[Data entries]
┄┄┄┄┄┄┄┄┄┄

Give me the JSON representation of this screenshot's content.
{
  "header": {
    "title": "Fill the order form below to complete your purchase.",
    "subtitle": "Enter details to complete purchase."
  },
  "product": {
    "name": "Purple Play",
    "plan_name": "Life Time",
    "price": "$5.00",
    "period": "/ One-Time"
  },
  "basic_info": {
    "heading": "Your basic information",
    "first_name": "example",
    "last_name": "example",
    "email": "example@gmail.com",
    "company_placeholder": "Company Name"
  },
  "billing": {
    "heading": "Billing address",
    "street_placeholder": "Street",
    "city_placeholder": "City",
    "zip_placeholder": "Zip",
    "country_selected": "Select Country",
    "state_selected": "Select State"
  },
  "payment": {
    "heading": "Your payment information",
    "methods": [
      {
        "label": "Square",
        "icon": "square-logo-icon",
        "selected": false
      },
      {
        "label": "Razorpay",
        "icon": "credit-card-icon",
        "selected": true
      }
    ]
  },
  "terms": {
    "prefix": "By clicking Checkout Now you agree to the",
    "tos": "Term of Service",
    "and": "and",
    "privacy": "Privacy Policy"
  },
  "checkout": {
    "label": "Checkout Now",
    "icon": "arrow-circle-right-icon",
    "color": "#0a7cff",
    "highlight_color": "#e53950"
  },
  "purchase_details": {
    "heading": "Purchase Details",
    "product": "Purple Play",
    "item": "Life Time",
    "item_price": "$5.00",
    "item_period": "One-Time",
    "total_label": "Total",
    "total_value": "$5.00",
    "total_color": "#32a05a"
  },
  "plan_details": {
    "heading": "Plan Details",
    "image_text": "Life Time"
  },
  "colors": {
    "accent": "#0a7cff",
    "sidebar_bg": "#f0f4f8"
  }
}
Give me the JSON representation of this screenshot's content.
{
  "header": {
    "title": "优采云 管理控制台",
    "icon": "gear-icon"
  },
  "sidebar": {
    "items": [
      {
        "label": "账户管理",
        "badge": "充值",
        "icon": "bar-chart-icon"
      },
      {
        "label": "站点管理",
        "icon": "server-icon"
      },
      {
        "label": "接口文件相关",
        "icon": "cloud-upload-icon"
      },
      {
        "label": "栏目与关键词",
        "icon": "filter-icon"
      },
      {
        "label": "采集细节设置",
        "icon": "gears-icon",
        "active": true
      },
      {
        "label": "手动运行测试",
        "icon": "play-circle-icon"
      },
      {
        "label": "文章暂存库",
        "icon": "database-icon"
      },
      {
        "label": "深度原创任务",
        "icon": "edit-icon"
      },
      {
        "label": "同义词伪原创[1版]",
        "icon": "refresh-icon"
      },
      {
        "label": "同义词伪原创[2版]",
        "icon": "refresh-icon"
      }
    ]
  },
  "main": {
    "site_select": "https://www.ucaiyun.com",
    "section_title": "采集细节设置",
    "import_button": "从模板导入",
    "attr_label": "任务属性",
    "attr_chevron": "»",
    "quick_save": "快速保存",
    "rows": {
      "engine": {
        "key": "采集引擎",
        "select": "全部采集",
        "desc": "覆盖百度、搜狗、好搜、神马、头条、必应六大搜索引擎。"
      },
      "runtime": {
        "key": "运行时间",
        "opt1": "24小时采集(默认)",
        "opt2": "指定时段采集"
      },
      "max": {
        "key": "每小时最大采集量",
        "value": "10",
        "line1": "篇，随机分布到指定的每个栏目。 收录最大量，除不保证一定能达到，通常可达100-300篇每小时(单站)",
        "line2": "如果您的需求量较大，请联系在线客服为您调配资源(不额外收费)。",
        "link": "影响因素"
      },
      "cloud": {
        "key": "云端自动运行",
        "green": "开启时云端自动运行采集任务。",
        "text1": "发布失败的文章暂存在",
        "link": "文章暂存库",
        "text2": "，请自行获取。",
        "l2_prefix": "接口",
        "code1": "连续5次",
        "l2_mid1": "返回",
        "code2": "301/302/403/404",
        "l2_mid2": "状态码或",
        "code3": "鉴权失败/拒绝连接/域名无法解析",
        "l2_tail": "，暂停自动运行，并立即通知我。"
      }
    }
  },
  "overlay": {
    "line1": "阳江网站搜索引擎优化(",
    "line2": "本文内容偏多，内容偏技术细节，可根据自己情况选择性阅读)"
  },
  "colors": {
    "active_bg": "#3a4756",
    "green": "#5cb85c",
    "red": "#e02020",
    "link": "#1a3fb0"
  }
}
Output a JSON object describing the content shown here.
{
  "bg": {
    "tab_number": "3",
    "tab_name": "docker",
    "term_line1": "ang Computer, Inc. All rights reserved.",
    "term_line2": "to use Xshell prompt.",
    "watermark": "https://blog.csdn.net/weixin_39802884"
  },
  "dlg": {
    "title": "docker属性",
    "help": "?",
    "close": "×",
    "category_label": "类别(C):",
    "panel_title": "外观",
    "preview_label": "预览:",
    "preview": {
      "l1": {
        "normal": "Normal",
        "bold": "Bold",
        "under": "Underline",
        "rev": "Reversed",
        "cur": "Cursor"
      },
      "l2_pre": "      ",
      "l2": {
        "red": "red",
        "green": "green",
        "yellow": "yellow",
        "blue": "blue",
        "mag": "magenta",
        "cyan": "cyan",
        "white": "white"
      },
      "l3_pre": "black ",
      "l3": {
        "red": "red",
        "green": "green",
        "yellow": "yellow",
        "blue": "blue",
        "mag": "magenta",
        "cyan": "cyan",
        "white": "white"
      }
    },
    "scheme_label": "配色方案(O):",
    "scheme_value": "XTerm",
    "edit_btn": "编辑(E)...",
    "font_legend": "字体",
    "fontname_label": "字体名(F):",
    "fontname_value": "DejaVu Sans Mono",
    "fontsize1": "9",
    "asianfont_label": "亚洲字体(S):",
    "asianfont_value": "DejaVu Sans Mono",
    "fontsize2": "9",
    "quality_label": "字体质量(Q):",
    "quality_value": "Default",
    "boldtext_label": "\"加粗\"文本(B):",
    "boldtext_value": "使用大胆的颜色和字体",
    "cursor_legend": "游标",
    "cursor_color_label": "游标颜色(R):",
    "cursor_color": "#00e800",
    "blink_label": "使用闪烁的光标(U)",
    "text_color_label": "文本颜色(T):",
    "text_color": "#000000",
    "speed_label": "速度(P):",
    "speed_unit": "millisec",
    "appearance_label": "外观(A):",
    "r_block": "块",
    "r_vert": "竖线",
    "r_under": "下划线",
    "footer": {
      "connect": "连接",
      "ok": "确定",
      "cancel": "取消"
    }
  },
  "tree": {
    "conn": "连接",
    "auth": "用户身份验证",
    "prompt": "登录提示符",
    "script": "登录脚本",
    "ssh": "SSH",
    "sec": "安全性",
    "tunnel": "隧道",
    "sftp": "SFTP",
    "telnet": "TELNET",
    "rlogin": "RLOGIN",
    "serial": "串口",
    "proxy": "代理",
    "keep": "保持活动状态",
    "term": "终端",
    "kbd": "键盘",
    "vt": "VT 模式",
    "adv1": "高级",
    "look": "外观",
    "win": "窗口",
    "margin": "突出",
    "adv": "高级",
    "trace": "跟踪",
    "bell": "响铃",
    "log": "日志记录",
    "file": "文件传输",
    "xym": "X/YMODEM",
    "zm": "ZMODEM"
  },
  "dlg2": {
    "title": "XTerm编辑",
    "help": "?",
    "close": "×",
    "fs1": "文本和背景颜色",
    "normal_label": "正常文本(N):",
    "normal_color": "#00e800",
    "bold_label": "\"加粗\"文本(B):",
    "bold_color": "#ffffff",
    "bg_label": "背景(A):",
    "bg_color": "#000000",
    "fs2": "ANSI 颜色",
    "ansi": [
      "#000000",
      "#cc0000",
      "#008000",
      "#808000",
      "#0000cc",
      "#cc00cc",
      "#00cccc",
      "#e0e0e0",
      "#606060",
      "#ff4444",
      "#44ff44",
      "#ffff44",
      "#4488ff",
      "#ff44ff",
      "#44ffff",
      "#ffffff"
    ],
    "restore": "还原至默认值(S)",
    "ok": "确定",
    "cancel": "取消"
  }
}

┄┄┄┄┄┄┄┄┄┄

- [Short exercise]: Show every line from the entries above in which "payment" appears.

- [Exercise output]:
  "payment": {
    "heading": "Your payment information",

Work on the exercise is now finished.